===== Raw records =====

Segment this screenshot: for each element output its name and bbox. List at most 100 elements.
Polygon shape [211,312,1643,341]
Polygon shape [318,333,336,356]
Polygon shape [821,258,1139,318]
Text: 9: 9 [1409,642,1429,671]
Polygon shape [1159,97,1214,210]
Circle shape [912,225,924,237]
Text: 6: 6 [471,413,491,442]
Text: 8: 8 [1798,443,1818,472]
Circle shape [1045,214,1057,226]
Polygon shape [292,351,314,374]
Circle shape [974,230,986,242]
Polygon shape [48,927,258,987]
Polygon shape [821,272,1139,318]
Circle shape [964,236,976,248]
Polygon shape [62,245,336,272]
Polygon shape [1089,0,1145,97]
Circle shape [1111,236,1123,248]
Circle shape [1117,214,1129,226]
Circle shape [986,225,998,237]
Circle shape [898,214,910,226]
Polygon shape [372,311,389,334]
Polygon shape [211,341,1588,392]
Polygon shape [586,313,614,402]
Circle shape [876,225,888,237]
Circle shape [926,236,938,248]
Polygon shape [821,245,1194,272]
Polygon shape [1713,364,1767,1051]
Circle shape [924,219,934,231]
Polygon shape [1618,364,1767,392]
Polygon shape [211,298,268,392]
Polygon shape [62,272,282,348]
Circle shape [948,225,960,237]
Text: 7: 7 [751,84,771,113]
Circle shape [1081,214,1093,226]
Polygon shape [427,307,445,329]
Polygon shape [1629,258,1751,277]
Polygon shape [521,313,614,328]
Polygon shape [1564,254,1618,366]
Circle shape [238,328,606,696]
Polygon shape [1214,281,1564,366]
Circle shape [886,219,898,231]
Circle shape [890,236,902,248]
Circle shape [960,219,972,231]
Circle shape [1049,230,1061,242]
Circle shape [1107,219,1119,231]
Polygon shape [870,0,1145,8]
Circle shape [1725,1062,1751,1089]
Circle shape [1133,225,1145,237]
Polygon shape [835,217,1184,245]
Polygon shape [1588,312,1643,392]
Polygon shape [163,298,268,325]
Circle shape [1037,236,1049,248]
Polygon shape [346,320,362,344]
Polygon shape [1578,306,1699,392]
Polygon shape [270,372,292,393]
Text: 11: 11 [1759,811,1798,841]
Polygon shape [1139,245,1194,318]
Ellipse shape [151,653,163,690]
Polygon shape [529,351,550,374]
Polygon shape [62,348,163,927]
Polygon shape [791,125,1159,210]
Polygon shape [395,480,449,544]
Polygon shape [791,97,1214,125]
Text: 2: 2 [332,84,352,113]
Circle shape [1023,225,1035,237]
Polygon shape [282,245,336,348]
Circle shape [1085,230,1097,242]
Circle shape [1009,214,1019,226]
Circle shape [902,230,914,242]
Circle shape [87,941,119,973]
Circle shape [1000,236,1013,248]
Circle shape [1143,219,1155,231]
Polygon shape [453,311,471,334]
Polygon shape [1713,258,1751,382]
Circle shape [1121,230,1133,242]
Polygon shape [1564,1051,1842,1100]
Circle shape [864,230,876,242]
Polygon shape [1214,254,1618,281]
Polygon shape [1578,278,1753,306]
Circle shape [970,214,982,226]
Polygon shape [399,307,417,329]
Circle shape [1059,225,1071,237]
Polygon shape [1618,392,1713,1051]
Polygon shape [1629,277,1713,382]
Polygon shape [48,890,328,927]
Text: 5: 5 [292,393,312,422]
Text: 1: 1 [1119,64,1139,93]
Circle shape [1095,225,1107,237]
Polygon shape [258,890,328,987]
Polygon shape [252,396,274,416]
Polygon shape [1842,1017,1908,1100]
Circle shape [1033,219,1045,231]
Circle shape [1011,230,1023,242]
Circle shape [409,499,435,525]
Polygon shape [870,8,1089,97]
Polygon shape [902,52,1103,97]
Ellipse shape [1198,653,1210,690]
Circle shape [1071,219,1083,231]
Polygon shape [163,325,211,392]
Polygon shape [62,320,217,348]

=====
===== Raw records =====

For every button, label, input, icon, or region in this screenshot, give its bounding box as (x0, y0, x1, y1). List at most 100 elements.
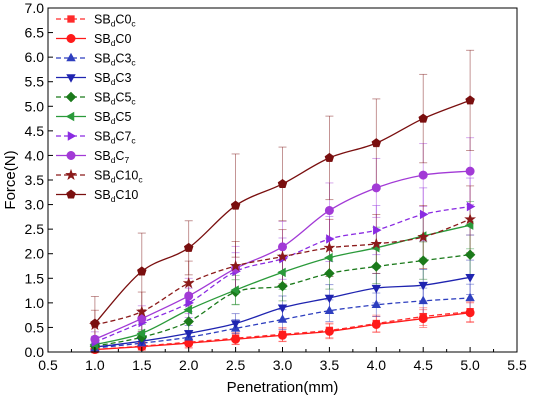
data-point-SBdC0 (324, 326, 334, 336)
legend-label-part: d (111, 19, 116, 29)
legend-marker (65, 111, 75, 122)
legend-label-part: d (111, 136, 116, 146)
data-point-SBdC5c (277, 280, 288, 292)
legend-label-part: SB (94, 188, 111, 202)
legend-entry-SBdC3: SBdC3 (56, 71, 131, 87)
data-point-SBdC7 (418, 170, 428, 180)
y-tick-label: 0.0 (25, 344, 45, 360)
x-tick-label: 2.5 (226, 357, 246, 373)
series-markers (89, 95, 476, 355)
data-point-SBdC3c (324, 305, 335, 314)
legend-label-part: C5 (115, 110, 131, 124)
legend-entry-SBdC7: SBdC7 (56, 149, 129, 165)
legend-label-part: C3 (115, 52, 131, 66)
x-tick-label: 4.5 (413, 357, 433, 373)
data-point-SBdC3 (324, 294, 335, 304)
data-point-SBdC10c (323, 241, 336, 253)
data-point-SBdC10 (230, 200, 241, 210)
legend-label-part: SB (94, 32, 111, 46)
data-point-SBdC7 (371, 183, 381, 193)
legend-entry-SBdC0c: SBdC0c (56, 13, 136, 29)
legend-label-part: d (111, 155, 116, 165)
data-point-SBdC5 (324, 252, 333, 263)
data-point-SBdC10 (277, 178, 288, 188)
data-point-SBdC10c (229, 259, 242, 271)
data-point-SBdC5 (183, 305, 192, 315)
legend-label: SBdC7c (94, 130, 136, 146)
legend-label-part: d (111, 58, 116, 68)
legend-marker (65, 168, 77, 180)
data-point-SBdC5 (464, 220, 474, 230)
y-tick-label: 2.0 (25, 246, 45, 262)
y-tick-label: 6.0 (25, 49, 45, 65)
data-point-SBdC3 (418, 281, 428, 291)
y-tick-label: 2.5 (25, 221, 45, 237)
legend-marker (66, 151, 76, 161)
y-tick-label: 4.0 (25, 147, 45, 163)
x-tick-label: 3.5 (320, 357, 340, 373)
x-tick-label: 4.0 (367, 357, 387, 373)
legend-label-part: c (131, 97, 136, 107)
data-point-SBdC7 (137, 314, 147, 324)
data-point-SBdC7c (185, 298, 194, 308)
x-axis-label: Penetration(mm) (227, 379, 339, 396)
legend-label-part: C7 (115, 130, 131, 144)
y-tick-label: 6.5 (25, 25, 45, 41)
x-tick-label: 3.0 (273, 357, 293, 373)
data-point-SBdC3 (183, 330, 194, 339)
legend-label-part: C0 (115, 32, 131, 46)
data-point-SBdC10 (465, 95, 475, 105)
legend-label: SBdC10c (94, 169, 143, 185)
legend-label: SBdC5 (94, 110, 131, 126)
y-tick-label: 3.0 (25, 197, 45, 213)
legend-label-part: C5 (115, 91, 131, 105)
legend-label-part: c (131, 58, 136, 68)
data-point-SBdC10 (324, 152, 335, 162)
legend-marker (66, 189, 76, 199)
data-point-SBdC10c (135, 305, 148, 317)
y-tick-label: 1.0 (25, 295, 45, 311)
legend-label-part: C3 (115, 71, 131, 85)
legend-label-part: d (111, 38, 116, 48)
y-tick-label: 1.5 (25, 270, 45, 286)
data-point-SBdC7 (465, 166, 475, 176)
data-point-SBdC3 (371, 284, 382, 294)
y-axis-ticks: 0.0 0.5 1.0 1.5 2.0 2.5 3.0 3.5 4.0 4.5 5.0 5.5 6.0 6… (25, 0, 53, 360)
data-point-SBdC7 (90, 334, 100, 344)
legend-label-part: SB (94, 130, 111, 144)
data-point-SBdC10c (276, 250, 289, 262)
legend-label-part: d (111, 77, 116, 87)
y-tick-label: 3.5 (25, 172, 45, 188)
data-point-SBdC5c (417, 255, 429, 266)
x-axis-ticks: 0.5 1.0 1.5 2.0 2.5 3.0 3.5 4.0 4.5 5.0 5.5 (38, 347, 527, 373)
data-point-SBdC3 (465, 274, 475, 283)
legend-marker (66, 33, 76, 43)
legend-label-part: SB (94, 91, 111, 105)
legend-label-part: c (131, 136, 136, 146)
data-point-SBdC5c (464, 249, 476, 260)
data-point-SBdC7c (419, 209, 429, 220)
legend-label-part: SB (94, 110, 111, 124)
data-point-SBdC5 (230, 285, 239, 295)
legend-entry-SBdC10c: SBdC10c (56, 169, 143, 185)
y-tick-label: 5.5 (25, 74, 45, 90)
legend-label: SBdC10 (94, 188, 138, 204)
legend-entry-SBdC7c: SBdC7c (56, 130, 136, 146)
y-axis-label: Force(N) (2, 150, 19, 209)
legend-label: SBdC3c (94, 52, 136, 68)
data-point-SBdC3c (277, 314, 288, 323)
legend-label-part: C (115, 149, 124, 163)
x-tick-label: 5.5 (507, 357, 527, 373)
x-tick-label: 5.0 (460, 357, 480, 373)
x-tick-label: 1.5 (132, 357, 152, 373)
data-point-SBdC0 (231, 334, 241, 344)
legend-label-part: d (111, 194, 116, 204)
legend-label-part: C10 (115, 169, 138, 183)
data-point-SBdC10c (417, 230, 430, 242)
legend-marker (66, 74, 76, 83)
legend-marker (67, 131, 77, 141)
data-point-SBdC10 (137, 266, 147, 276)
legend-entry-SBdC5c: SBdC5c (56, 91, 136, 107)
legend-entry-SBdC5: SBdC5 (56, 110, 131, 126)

=====
===== Raw records =====

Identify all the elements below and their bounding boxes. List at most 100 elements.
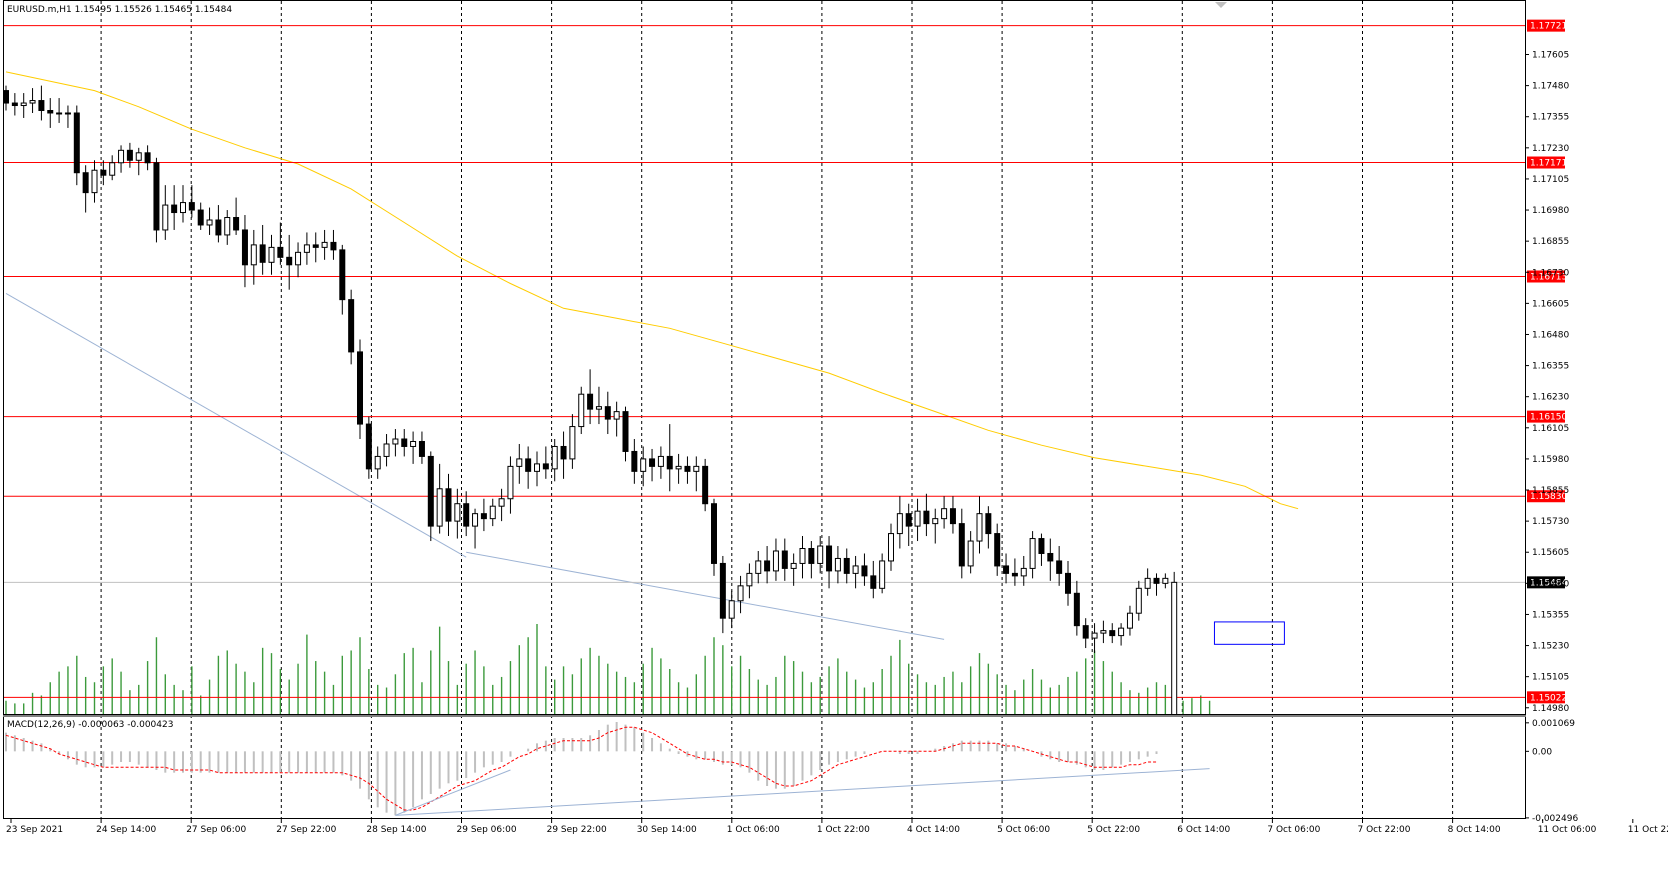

=====

### To do
Could you print everything from the line containing "Segment this screenshot: for" down to the line containing "Polygon shape [163,298,268,325]", both of those lines included, with every line reproduced exactly?

### Exercise response
Segment this screenshot: for each element output its name and bbox. List at most 100 elements.
Polygon shape [211,312,1643,341]
Polygon shape [318,333,336,356]
Polygon shape [821,258,1139,318]
Text: 9: 9 [1409,642,1429,671]
Polygon shape [1159,97,1214,210]
Circle shape [912,225,924,237]
Text: 6: 6 [471,413,491,442]
Text: 8: 8 [1798,443,1818,472]
Circle shape [1045,214,1057,226]
Polygon shape [292,351,314,374]
Circle shape [974,230,986,242]
Polygon shape [48,927,258,987]
Polygon shape [821,272,1139,318]
Circle shape [964,236,976,248]
Polygon shape [62,245,336,272]
Polygon shape [1089,0,1145,97]
Circle shape [1111,236,1123,248]
Circle shape [1117,214,1129,226]
Circle shape [986,225,998,237]
Circle shape [898,214,910,226]
Polygon shape [372,311,389,334]
Polygon shape [211,341,1588,392]
Polygon shape [586,313,614,402]
Circle shape [876,225,888,237]
Circle shape [926,236,938,248]
Polygon shape [821,245,1194,272]
Polygon shape [1713,364,1767,1051]
Circle shape [924,219,934,231]
Polygon shape [1618,364,1767,392]
Polygon shape [211,298,268,392]
Polygon shape [62,272,282,348]
Circle shape [948,225,960,237]
Text: 7: 7 [751,84,771,113]
Circle shape [1081,214,1093,226]
Polygon shape [427,307,445,329]
Polygon shape [1629,258,1751,277]
Polygon shape [521,313,614,328]
Polygon shape [1564,254,1618,366]
Circle shape [238,328,606,696]
Polygon shape [1214,281,1564,366]
Circle shape [886,219,898,231]
Circle shape [890,236,902,248]
Circle shape [960,219,972,231]
Circle shape [1049,230,1061,242]
Circle shape [1107,219,1119,231]
Polygon shape [870,0,1145,8]
Circle shape [1725,1062,1751,1089]
Circle shape [1133,225,1145,237]
Polygon shape [835,217,1184,245]
Polygon shape [1588,312,1643,392]
Polygon shape [163,298,268,325]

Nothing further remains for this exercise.